-- Start THE RECORDS --

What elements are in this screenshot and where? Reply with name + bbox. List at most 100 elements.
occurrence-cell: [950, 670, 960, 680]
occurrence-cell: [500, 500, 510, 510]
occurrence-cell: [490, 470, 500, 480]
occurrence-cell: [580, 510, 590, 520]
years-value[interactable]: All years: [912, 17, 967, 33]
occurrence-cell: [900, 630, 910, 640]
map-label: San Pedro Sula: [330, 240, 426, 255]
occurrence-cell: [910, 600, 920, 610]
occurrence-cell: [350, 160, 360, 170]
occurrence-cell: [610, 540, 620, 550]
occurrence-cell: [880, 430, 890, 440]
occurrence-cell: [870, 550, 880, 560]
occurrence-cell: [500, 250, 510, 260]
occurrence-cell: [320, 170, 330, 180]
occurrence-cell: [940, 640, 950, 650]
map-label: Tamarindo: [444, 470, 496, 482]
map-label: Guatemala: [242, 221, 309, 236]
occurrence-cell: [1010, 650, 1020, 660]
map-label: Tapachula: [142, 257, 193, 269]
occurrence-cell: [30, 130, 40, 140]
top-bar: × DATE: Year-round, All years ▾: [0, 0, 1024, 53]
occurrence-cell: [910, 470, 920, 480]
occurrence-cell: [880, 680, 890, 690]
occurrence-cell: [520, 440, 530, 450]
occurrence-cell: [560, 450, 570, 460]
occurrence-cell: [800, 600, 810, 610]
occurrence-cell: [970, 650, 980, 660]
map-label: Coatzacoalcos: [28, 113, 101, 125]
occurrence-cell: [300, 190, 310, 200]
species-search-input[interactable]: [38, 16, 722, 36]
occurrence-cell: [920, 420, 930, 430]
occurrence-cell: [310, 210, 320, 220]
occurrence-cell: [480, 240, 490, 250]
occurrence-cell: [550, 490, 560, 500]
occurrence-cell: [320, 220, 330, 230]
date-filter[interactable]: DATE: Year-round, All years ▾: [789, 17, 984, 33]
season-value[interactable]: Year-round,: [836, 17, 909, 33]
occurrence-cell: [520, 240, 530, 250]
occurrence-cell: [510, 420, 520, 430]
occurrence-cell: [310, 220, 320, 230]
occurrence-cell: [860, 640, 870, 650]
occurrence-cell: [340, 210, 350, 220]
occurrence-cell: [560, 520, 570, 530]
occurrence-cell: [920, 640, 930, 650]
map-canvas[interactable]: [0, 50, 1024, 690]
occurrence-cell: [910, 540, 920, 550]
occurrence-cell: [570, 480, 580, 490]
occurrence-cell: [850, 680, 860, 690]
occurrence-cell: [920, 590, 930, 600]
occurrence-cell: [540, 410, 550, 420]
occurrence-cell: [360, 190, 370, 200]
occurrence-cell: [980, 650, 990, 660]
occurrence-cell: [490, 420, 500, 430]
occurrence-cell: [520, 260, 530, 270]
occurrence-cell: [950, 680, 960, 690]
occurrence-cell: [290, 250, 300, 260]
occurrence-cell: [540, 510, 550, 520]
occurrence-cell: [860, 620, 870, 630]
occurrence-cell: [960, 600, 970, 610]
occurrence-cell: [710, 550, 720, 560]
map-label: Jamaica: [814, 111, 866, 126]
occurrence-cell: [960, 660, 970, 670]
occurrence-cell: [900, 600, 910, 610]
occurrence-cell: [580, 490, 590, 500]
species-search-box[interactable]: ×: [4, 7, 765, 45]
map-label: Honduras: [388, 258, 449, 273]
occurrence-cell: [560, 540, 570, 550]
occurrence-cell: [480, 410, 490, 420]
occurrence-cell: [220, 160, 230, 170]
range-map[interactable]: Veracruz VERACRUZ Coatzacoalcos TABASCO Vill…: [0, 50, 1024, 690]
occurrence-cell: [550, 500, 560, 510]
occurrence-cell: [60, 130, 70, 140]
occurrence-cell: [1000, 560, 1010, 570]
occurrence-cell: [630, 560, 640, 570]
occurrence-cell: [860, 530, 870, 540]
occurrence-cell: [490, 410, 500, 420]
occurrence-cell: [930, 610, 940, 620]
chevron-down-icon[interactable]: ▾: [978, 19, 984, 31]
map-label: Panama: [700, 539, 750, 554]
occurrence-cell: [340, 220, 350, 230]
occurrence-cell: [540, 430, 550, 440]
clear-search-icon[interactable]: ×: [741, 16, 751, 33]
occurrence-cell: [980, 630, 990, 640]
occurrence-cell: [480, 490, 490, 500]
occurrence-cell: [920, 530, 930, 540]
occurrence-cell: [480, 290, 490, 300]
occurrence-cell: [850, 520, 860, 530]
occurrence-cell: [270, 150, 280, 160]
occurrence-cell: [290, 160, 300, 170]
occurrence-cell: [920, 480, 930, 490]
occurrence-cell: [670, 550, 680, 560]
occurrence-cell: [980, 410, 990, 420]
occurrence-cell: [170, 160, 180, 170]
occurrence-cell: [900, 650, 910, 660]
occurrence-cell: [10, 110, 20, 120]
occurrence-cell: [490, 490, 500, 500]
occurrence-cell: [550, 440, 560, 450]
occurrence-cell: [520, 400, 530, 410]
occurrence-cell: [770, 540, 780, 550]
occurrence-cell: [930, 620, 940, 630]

-- End THE RECORDS --

Show each line in the listing above that contains the string "value".

years-value[interactable]: All years: [912, 17, 967, 33]
season-value[interactable]: Year-round,: [836, 17, 909, 33]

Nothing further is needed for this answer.